- _What you should do_: From the listing that follows, output everything exactly except the pictures.

- _Task material_:
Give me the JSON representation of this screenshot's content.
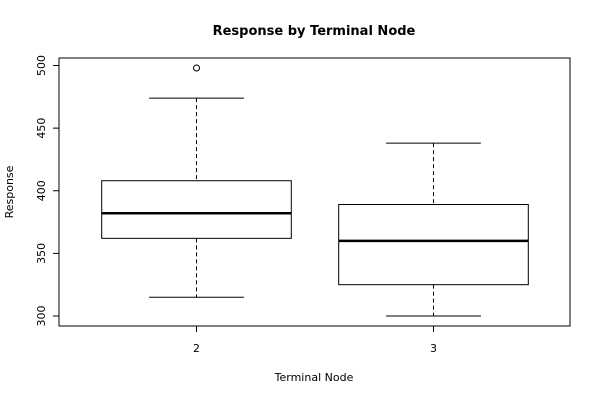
{
  "chart_data": {
    "type": "box",
    "title": "Response by Terminal Node",
    "x_label": "Terminal Node",
    "y_label": "Response",
    "categories": [
      "2",
      "3"
    ],
    "boxes": [
      {
        "min": 315,
        "q1": 362,
        "median": 382,
        "q3": 408,
        "max": 474,
        "outliers": [
          498
        ]
      },
      {
        "min": 300,
        "q1": 325,
        "median": 360,
        "q3": 389,
        "max": 438
      }
    ],
    "ylim": [
      292,
      506
    ],
    "yticks": [
      300,
      350,
      400,
      450,
      500
    ],
    "color": "#ffffff"
  }
}
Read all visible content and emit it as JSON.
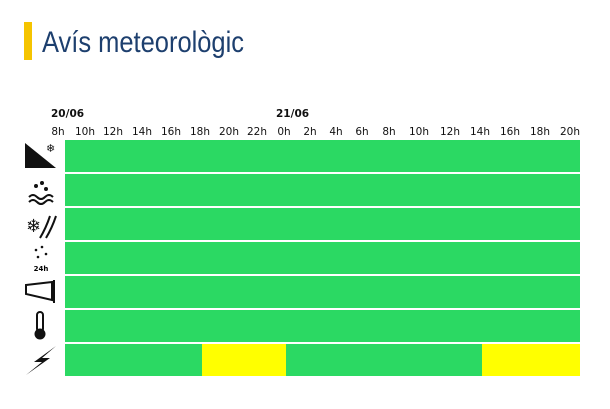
{
  "header": {
    "title": "Avís meteorològic"
  },
  "timeline": {
    "dates": [
      "20/06",
      "21/06"
    ],
    "hours": [
      "8h",
      "10h",
      "12h",
      "14h",
      "16h",
      "18h",
      "20h",
      "22h",
      "0h",
      "2h",
      "4h",
      "6h",
      "8h",
      "10h",
      "12h",
      "14h",
      "16h",
      "18h",
      "20h"
    ],
    "level_colors": [
      "#2bd963",
      "#ffff00"
    ],
    "rows": [
      {
        "levels": [
          0,
          0,
          0,
          0,
          0,
          0,
          0,
          0,
          0,
          0,
          0,
          0,
          0,
          0,
          0,
          0,
          0,
          0,
          0
        ]
      },
      {
        "levels": [
          0,
          0,
          0,
          0,
          0,
          0,
          0,
          0,
          0,
          0,
          0,
          0,
          0,
          0,
          0,
          0,
          0,
          0,
          0
        ]
      },
      {
        "levels": [
          0,
          0,
          0,
          0,
          0,
          0,
          0,
          0,
          0,
          0,
          0,
          0,
          0,
          0,
          0,
          0,
          0,
          0,
          0
        ]
      },
      {
        "icon_label": "24h",
        "levels": [
          0,
          0,
          0,
          0,
          0,
          0,
          0,
          0,
          0,
          0,
          0,
          0,
          0,
          0,
          0,
          0,
          0,
          0,
          0
        ]
      },
      {
        "levels": [
          0,
          0,
          0,
          0,
          0,
          0,
          0,
          0,
          0,
          0,
          0,
          0,
          0,
          0,
          0,
          0,
          0,
          0,
          0
        ]
      },
      {
        "levels": [
          0,
          0,
          0,
          0,
          0,
          0,
          0,
          0,
          0,
          0,
          0,
          0,
          0,
          0,
          0,
          0,
          0,
          0,
          0
        ]
      },
      {
        "levels": [
          0,
          0,
          0,
          0,
          0,
          1,
          1,
          1,
          0,
          0,
          0,
          0,
          0,
          0,
          0,
          1,
          1,
          1,
          1
        ]
      }
    ]
  }
}
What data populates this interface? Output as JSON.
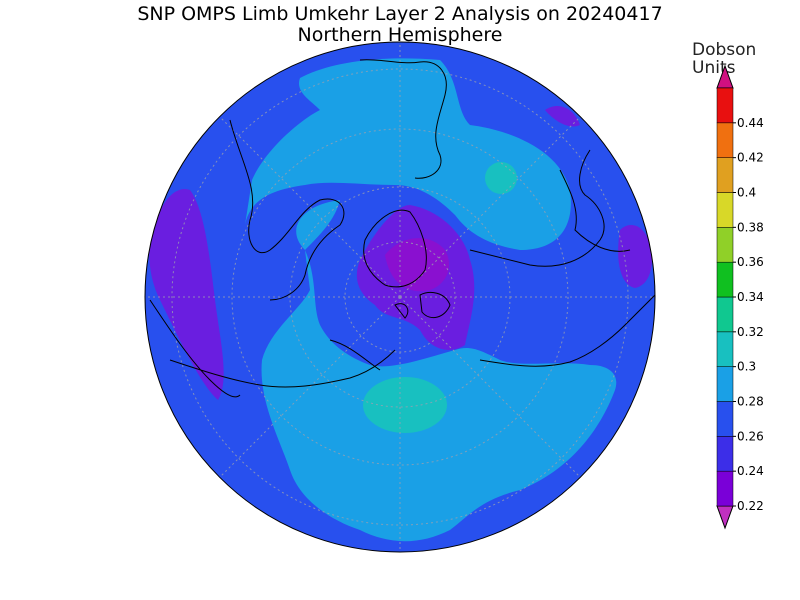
{
  "title": "SNP OMPS Limb Umkehr Layer 2 Analysis on 20240417",
  "subtitle": "Northern Hemisphere",
  "colorbar": {
    "unit_line1": "Dobson",
    "unit_line2": "Units",
    "levels": [
      {
        "label": "0.22",
        "color": "#7a00d8"
      },
      {
        "label": "0.24",
        "color": "#3c2ee8"
      },
      {
        "label": "0.26",
        "color": "#2850ee"
      },
      {
        "label": "0.28",
        "color": "#1aa0e6"
      },
      {
        "label": "0.3",
        "color": "#18c0c0"
      },
      {
        "label": "0.32",
        "color": "#10c890"
      },
      {
        "label": "0.34",
        "color": "#10c020"
      },
      {
        "label": "0.36",
        "color": "#90d028"
      },
      {
        "label": "0.38",
        "color": "#d8d828"
      },
      {
        "label": "0.4",
        "color": "#e0a020"
      },
      {
        "label": "0.42",
        "color": "#f07010"
      },
      {
        "label": "0.44",
        "color": "#e81010"
      }
    ],
    "min_cap_color": "#c030c0",
    "max_cap_color": "#d01080"
  },
  "map": {
    "projection": "north polar stereographic",
    "background_level_color": "#2850ee"
  }
}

- _Result of the task_:
Give me the JSON representation of this screenshot's content.
{
  "chart_data": {
    "type": "box",
    "title": "Response by Terminal Node",
    "x_label": "Terminal Node",
    "y_label": "Response",
    "categories": [
      "2",
      "3"
    ],
    "boxes": [
      {
        "min": 315,
        "q1": 362,
        "median": 382,
        "q3": 408,
        "max": 474,
        "outliers": [
          498
        ]
      },
      {
        "min": 300,
        "q1": 325,
        "median": 360,
        "q3": 389,
        "max": 438
      }
    ],
    "ylim": [
      292,
      506
    ],
    "yticks": [
      300,
      350,
      400,
      450,
      500
    ],
    "color": "#ffffff"
  }
}
Read all visible content and emit it as JSON.
{
  "header": {
    "title": "Avís meteorològic"
  },
  "timeline": {
    "dates": [
      "20/06",
      "21/06"
    ],
    "hours": [
      "8h",
      "10h",
      "12h",
      "14h",
      "16h",
      "18h",
      "20h",
      "22h",
      "0h",
      "2h",
      "4h",
      "6h",
      "8h",
      "10h",
      "12h",
      "14h",
      "16h",
      "18h",
      "20h"
    ],
    "level_colors": [
      "#2bd963",
      "#ffff00"
    ],
    "rows": [
      {
        "levels": [
          0,
          0,
          0,
          0,
          0,
          0,
          0,
          0,
          0,
          0,
          0,
          0,
          0,
          0,
          0,
          0,
          0,
          0,
          0
        ]
      },
      {
        "levels": [
          0,
          0,
          0,
          0,
          0,
          0,
          0,
          0,
          0,
          0,
          0,
          0,
          0,
          0,
          0,
          0,
          0,
          0,
          0
        ]
      },
      {
        "levels": [
          0,
          0,
          0,
          0,
          0,
          0,
          0,
          0,
          0,
          0,
          0,
          0,
          0,
          0,
          0,
          0,
          0,
          0,
          0
        ]
      },
      {
        "icon_label": "24h",
        "levels": [
          0,
          0,
          0,
          0,
          0,
          0,
          0,
          0,
          0,
          0,
          0,
          0,
          0,
          0,
          0,
          0,
          0,
          0,
          0
        ]
      },
      {
        "levels": [
          0,
          0,
          0,
          0,
          0,
          0,
          0,
          0,
          0,
          0,
          0,
          0,
          0,
          0,
          0,
          0,
          0,
          0,
          0
        ]
      },
      {
        "levels": [
          0,
          0,
          0,
          0,
          0,
          0,
          0,
          0,
          0,
          0,
          0,
          0,
          0,
          0,
          0,
          0,
          0,
          0,
          0
        ]
      },
      {
        "levels": [
          0,
          0,
          0,
          0,
          0,
          1,
          1,
          1,
          0,
          0,
          0,
          0,
          0,
          0,
          0,
          1,
          1,
          1,
          1
        ]
      }
    ]
  }
}
What data populates this interface? Output as JSON.
{
  "title": "SNP OMPS Limb Umkehr Layer 2 Analysis on 20240417",
  "subtitle": "Northern Hemisphere",
  "colorbar": {
    "unit_line1": "Dobson",
    "unit_line2": "Units",
    "levels": [
      {
        "label": "0.22",
        "color": "#7a00d8"
      },
      {
        "label": "0.24",
        "color": "#3c2ee8"
      },
      {
        "label": "0.26",
        "color": "#2850ee"
      },
      {
        "label": "0.28",
        "color": "#1aa0e6"
      },
      {
        "label": "0.3",
        "color": "#18c0c0"
      },
      {
        "label": "0.32",
        "color": "#10c890"
      },
      {
        "label": "0.34",
        "color": "#10c020"
      },
      {
        "label": "0.36",
        "color": "#90d028"
      },
      {
        "label": "0.38",
        "color": "#d8d828"
      },
      {
        "label": "0.4",
        "color": "#e0a020"
      },
      {
        "label": "0.42",
        "color": "#f07010"
      },
      {
        "label": "0.44",
        "color": "#e81010"
      }
    ],
    "min_cap_color": "#c030c0",
    "max_cap_color": "#d01080"
  },
  "map": {
    "projection": "north polar stereographic",
    "background_level_color": "#2850ee"
  }
}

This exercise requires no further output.